Source records

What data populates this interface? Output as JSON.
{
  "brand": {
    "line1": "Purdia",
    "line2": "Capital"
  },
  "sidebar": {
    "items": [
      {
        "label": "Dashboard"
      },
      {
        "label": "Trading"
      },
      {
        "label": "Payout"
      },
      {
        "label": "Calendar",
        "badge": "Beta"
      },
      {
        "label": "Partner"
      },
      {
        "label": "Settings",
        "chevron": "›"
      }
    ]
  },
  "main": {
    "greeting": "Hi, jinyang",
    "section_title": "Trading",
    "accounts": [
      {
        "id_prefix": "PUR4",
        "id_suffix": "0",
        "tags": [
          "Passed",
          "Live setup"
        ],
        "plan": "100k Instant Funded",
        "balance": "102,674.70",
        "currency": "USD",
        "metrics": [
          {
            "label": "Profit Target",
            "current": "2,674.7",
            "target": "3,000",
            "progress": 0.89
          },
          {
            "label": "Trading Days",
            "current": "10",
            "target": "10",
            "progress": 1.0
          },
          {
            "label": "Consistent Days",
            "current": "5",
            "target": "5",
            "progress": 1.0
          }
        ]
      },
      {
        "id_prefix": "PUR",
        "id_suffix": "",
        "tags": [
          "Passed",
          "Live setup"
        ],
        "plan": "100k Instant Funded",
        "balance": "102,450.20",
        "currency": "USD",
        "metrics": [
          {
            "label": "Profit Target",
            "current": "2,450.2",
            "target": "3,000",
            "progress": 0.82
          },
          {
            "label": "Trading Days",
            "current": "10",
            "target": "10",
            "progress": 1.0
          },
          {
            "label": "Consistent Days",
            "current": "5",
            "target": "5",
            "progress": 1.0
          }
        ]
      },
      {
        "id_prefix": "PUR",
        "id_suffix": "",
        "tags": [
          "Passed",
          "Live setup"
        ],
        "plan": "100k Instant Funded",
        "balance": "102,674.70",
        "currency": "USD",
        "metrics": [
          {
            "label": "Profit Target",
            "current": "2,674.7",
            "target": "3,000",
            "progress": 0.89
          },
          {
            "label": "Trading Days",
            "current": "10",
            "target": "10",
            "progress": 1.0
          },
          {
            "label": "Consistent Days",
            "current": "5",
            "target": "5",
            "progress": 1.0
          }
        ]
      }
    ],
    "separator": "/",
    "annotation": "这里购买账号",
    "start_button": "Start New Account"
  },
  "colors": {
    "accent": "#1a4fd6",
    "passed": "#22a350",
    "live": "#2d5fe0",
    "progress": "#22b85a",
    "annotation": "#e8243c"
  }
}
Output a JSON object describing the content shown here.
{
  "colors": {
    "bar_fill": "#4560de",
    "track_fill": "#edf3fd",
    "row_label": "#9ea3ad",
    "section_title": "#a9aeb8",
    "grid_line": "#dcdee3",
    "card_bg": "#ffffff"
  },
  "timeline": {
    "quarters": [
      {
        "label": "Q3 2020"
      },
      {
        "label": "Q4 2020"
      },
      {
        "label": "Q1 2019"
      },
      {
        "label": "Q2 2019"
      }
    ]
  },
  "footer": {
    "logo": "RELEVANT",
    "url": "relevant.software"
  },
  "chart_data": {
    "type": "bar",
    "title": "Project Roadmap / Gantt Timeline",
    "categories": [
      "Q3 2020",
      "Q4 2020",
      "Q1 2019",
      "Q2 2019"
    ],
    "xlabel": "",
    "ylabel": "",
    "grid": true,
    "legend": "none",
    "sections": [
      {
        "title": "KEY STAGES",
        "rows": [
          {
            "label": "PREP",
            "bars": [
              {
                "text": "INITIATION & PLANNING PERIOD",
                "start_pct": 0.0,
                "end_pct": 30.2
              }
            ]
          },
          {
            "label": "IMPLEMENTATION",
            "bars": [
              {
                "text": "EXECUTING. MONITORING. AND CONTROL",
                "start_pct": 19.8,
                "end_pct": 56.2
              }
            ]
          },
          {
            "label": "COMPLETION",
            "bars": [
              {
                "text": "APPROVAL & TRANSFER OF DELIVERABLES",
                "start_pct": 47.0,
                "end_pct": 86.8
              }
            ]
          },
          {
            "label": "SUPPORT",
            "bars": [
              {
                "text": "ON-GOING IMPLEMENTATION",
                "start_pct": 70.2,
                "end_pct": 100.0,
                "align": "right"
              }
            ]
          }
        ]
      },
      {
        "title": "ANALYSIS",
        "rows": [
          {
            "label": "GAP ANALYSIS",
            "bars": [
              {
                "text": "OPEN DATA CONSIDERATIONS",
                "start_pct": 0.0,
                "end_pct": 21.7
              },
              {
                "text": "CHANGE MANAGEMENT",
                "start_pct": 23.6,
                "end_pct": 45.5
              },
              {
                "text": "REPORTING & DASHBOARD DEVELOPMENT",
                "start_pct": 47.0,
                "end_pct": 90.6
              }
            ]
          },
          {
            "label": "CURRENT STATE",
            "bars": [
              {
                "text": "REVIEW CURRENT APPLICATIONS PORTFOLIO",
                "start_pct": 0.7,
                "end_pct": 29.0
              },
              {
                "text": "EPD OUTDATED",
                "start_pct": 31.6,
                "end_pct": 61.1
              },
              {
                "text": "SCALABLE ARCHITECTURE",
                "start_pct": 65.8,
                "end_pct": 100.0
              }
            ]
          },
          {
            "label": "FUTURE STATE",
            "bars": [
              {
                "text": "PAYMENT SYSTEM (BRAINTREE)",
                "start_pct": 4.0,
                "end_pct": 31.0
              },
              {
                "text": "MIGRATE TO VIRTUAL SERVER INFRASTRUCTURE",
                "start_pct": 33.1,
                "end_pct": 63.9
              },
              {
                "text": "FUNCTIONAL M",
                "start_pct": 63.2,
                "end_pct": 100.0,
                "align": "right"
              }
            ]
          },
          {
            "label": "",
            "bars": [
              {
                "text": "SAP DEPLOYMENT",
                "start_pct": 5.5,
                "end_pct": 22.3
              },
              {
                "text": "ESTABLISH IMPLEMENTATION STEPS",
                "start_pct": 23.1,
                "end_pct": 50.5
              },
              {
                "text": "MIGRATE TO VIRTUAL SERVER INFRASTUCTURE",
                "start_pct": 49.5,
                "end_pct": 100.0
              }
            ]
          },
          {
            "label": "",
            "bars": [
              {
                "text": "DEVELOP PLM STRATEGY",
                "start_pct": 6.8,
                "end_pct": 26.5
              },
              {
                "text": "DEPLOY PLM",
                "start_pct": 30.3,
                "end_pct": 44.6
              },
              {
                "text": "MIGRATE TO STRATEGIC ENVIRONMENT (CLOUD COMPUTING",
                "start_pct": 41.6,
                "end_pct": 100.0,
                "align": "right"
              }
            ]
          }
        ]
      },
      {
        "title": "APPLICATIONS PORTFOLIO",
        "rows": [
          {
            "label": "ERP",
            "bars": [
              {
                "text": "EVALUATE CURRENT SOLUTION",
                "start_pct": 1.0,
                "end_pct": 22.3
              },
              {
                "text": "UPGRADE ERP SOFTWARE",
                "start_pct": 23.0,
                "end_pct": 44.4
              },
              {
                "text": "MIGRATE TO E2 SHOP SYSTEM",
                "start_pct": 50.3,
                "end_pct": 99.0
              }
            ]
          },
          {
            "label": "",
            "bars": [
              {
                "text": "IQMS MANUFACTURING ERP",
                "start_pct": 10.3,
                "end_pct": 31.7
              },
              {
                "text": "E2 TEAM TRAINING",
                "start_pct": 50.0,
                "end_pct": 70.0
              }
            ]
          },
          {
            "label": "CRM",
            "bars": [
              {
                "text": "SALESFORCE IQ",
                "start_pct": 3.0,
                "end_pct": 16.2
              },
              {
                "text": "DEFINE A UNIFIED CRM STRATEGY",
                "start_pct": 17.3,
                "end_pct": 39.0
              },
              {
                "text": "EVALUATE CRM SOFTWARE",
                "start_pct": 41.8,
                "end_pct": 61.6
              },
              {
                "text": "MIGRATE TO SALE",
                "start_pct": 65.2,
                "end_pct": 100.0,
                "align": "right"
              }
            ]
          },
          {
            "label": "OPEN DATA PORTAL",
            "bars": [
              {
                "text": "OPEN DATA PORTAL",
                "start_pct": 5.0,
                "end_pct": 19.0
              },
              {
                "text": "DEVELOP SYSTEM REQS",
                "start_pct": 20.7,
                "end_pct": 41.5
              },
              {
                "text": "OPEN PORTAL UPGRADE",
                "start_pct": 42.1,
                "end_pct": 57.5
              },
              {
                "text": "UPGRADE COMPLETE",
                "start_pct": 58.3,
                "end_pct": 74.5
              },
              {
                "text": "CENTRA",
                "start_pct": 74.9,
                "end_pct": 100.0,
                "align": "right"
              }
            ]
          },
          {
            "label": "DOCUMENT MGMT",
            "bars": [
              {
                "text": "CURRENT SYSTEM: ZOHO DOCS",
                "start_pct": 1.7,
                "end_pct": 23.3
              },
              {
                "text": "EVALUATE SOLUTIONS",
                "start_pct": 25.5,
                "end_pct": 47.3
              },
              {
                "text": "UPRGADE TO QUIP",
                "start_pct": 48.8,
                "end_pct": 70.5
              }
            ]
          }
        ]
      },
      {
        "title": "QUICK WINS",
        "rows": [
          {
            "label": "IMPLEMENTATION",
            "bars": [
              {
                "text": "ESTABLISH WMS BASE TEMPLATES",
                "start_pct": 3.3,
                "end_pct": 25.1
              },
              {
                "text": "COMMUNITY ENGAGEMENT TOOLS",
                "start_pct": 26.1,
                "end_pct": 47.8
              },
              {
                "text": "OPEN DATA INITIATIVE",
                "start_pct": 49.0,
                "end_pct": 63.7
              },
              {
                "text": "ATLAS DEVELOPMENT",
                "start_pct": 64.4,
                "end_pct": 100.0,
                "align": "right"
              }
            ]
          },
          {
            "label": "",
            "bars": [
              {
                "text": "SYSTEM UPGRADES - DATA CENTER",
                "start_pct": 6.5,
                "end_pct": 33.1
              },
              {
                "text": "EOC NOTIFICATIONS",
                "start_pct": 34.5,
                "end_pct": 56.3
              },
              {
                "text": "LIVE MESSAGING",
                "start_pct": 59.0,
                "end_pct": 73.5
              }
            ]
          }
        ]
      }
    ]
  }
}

[OBJECTIVE]: Copy out every line from the records that has the word "VIRTUAL".

[SOLUTION TO THIS PROBLEM]:
                "text": "MIGRATE TO VIRTUAL SERVER INFRASTRUCTURE",
                "text": "MIGRATE TO VIRTUAL SERVER INFRASTUCTURE",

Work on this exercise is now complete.